Task brief: Every line of the material below must be repeated exactly.

[Start Exercise inputs]

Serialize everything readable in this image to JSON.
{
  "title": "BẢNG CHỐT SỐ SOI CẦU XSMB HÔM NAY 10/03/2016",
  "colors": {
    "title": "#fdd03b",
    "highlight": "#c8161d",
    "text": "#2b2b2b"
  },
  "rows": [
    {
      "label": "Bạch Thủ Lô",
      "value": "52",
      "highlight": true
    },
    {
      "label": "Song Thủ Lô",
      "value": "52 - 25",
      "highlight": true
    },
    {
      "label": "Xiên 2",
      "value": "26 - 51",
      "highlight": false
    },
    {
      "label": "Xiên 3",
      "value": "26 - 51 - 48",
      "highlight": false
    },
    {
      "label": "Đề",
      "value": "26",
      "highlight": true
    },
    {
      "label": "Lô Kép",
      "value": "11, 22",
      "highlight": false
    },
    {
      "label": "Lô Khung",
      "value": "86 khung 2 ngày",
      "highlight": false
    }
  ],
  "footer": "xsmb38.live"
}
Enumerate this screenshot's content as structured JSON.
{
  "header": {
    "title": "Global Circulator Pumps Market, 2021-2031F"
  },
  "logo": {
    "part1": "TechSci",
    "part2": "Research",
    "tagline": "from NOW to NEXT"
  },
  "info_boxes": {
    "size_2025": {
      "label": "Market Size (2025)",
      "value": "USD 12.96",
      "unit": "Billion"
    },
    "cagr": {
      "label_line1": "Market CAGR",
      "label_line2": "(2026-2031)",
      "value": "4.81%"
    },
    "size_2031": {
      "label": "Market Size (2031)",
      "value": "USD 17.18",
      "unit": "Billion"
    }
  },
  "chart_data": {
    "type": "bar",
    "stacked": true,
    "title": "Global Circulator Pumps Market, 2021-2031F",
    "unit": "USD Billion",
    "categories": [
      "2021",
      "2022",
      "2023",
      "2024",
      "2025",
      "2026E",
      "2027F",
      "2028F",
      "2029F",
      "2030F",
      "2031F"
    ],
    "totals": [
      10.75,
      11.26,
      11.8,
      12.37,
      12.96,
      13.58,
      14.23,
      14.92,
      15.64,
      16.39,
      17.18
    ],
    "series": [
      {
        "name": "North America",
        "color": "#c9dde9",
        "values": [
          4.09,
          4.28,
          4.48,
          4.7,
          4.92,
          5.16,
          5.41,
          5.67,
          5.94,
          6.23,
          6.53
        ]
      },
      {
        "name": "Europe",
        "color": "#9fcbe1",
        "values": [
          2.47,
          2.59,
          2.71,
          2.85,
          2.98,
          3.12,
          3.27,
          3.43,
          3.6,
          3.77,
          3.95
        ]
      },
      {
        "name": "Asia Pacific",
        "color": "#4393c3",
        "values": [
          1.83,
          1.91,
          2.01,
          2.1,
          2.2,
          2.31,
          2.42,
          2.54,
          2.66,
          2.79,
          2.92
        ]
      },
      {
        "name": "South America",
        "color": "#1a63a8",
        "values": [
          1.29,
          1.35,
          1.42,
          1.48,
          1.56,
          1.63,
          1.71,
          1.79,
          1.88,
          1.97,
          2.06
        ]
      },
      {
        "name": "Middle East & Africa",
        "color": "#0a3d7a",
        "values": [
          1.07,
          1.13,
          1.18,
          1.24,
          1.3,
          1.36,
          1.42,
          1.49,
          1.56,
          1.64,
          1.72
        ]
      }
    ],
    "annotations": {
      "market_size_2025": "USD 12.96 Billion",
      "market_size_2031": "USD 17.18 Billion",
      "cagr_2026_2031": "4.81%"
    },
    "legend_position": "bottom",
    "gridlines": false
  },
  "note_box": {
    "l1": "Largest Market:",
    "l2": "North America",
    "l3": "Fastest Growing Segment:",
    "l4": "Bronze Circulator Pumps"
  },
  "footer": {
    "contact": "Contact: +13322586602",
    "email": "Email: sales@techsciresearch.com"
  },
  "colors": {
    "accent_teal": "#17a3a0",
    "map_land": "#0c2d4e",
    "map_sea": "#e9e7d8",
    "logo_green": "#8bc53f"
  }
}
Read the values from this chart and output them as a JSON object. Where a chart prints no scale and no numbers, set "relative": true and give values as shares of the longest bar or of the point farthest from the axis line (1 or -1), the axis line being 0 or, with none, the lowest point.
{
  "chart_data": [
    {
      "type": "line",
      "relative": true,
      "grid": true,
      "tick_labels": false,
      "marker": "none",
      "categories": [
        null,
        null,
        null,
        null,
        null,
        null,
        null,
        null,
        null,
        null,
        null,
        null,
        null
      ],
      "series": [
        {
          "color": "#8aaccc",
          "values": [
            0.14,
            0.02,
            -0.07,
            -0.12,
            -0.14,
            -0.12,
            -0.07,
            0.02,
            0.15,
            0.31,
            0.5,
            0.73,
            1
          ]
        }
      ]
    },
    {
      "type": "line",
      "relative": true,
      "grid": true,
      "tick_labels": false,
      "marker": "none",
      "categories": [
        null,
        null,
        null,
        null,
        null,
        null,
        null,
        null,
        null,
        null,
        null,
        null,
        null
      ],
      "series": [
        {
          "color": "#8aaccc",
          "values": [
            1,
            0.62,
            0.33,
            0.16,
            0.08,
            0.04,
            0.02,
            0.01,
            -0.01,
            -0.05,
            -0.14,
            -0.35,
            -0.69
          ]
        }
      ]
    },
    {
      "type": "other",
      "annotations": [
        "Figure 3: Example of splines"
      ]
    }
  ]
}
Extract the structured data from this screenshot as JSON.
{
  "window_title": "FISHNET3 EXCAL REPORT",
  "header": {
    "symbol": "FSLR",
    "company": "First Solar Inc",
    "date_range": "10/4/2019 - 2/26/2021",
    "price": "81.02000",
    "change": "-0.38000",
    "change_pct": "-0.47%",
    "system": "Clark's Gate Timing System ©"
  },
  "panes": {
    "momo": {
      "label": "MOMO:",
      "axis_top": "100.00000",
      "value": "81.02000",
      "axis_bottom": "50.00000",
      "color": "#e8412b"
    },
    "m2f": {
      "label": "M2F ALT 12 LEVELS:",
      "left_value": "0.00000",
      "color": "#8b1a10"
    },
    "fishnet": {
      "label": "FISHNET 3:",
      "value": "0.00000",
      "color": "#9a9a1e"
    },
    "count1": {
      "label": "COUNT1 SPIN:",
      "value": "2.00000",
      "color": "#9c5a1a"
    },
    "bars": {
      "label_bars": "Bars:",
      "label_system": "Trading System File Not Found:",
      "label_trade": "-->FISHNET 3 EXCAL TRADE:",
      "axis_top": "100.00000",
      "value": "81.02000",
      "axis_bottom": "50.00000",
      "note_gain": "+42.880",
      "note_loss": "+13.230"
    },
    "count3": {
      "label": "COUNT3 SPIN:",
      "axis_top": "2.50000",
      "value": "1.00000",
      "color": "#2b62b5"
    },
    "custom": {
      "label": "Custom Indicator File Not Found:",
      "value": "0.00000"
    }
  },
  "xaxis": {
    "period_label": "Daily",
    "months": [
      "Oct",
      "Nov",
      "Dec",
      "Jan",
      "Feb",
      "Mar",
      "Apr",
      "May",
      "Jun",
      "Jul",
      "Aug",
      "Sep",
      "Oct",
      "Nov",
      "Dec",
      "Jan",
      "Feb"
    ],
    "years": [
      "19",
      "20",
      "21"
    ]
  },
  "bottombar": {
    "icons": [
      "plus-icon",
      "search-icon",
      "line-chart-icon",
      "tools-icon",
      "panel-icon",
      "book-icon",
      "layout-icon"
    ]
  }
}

[End Exercise inputs]

Output of the exercise:
Serialize everything readable in this image to JSON.
{
  "title": "BẢNG CHỐT SỐ SOI CẦU XSMB HÔM NAY 10/03/2016",
  "colors": {
    "title": "#fdd03b",
    "highlight": "#c8161d",
    "text": "#2b2b2b"
  },
  "rows": [
    {
      "label": "Bạch Thủ Lô",
      "value": "52",
      "highlight": true
    },
    {
      "label": "Song Thủ Lô",
      "value": "52 - 25",
      "highlight": true
    },
    {
      "label": "Xiên 2",
      "value": "26 - 51",
      "highlight": false
    },
    {
      "label": "Xiên 3",
      "value": "26 - 51 - 48",
      "highlight": false
    },
    {
      "label": "Đề",
      "value": "26",
      "highlight": true
    },
    {
      "label": "Lô Kép",
      "value": "11, 22",
      "highlight": false
    },
    {
      "label": "Lô Khung",
      "value": "86 khung 2 ngày",
      "highlight": false
    }
  ],
  "footer": "xsmb38.live"
}
Enumerate this screenshot's content as structured JSON.
{
  "header": {
    "title": "Global Circulator Pumps Market, 2021-2031F"
  },
  "logo": {
    "part1": "TechSci",
    "part2": "Research",
    "tagline": "from NOW to NEXT"
  },
  "info_boxes": {
    "size_2025": {
      "label": "Market Size (2025)",
      "value": "USD 12.96",
      "unit": "Billion"
    },
    "cagr": {
      "label_line1": "Market CAGR",
      "label_line2": "(2026-2031)",
      "value": "4.81%"
    },
    "size_2031": {
      "label": "Market Size (2031)",
      "value": "USD 17.18",
      "unit": "Billion"
    }
  },
  "chart_data": {
    "type": "bar",
    "stacked": true,
    "title": "Global Circulator Pumps Market, 2021-2031F",
    "unit": "USD Billion",
    "categories": [
      "2021",
      "2022",
      "2023",
      "2024",
      "2025",
      "2026E",
      "2027F",
      "2028F",
      "2029F",
      "2030F",
      "2031F"
    ],
    "totals": [
      10.75,
      11.26,
      11.8,
      12.37,
      12.96,
      13.58,
      14.23,
      14.92,
      15.64,
      16.39,
      17.18
    ],
    "series": [
      {
        "name": "North America",
        "color": "#c9dde9",
        "values": [
          4.09,
          4.28,
          4.48,
          4.7,
          4.92,
          5.16,
          5.41,
          5.67,
          5.94,
          6.23,
          6.53
        ]
      },
      {
        "name": "Europe",
        "color": "#9fcbe1",
        "values": [
          2.47,
          2.59,
          2.71,
          2.85,
          2.98,
          3.12,
          3.27,
          3.43,
          3.6,
          3.77,
          3.95
        ]
      },
      {
        "name": "Asia Pacific",
        "color": "#4393c3",
        "values": [
          1.83,
          1.91,
          2.01,
          2.1,
          2.2,
          2.31,
          2.42,
          2.54,
          2.66,
          2.79,
          2.92
        ]
      },
      {
        "name": "South America",
        "color": "#1a63a8",
        "values": [
          1.29,
          1.35,
          1.42,
          1.48,
          1.56,
          1.63,
          1.71,
          1.79,
          1.88,
          1.97,
          2.06
        ]
      },
      {
        "name": "Middle East & Africa",
        "color": "#0a3d7a",
        "values": [
          1.07,
          1.13,
          1.18,
          1.24,
          1.3,
          1.36,
          1.42,
          1.49,
          1.56,
          1.64,
          1.72
        ]
      }
    ],
    "annotations": {
      "market_size_2025": "USD 12.96 Billion",
      "market_size_2031": "USD 17.18 Billion",
      "cagr_2026_2031": "4.81%"
    },
    "legend_position": "bottom",
    "gridlines": false
  },
  "note_box": {
    "l1": "Largest Market:",
    "l2": "North America",
    "l3": "Fastest Growing Segment:",
    "l4": "Bronze Circulator Pumps"
  },
  "footer": {
    "contact": "Contact: +13322586602",
    "email": "Email: sales@techsciresearch.com"
  },
  "colors": {
    "accent_teal": "#17a3a0",
    "map_land": "#0c2d4e",
    "map_sea": "#e9e7d8",
    "logo_green": "#8bc53f"
  }
}
Read the values from this chart and output them as a JSON object. Where a chart prints no scale and no numbers, set "relative": true and give values as shares of the longest bar or of the point farthest from the axis line (1 or -1), the axis line being 0 or, with none, the lowest point.
{
  "chart_data": [
    {
      "type": "line",
      "relative": true,
      "grid": true,
      "tick_labels": false,
      "marker": "none",
      "categories": [
        null,
        null,
        null,
        null,
        null,
        null,
        null,
        null,
        null,
        null,
        null,
        null,
        null
      ],
      "series": [
        {
          "color": "#8aaccc",
          "values": [
            0.14,
            0.02,
            -0.07,
            -0.12,
            -0.14,
            -0.12,
            -0.07,
            0.02,
            0.15,
            0.31,
            0.5,
            0.73,
            1
          ]
        }
      ]
    },
    {
      "type": "line",
      "relative": true,
      "grid": true,
      "tick_labels": false,
      "marker": "none",
      "categories": [
        null,
        null,
        null,
        null,
        null,
        null,
        null,
        null,
        null,
        null,
        null,
        null,
        null
      ],
      "series": [
        {
          "color": "#8aaccc",
          "values": [
            1,
            0.62,
            0.33,
            0.16,
            0.08,
            0.04,
            0.02,
            0.01,
            -0.01,
            -0.05,
            -0.14,
            -0.35,
            -0.69
          ]
        }
      ]
    },
    {
      "type": "other",
      "annotations": [
        "Figure 3: Example of splines"
      ]
    }
  ]
}
Extract the structured data from this screenshot as JSON.
{
  "window_title": "FISHNET3 EXCAL REPORT",
  "header": {
    "symbol": "FSLR",
    "company": "First Solar Inc",
    "date_range": "10/4/2019 - 2/26/2021",
    "price": "81.02000",
    "change": "-0.38000",
    "change_pct": "-0.47%",
    "system": "Clark's Gate Timing System ©"
  },
  "panes": {
    "momo": {
      "label": "MOMO:",
      "axis_top": "100.00000",
      "value": "81.02000",
      "axis_bottom": "50.00000",
      "color": "#e8412b"
    },
    "m2f": {
      "label": "M2F ALT 12 LEVELS:",
      "left_value": "0.00000",
      "color": "#8b1a10"
    },
    "fishnet": {
      "label": "FISHNET 3:",
      "value": "0.00000",
      "color": "#9a9a1e"
    },
    "count1": {
      "label": "COUNT1 SPIN:",
      "value": "2.00000",
      "color": "#9c5a1a"
    },
    "bars": {
      "label_bars": "Bars:",
      "label_system": "Trading System File Not Found:",
      "label_trade": "-->FISHNET 3 EXCAL TRADE:",
      "axis_top": "100.00000",
      "value": "81.02000",
      "axis_bottom": "50.00000",
      "note_gain": "+42.880",
      "note_loss": "+13.230"
    },
    "count3": {
      "label": "COUNT3 SPIN:",
      "axis_top": "2.50000",
      "value": "1.00000",
      "color": "#2b62b5"
    },
    "custom": {
      "label": "Custom Indicator File Not Found:",
      "value": "0.00000"
    }
  },
  "xaxis": {
    "period_label": "Daily",
    "months": [
      "Oct",
      "Nov",
      "Dec",
      "Jan",
      "Feb",
      "Mar",
      "Apr",
      "May",
      "Jun",
      "Jul",
      "Aug",
      "Sep",
      "Oct",
      "Nov",
      "Dec",
      "Jan",
      "Feb"
    ],
    "years": [
      "19",
      "20",
      "21"
    ]
  },
  "bottombar": {
    "icons": [
      "plus-icon",
      "search-icon",
      "line-chart-icon",
      "tools-icon",
      "panel-icon",
      "book-icon",
      "layout-icon"
    ]
  }
}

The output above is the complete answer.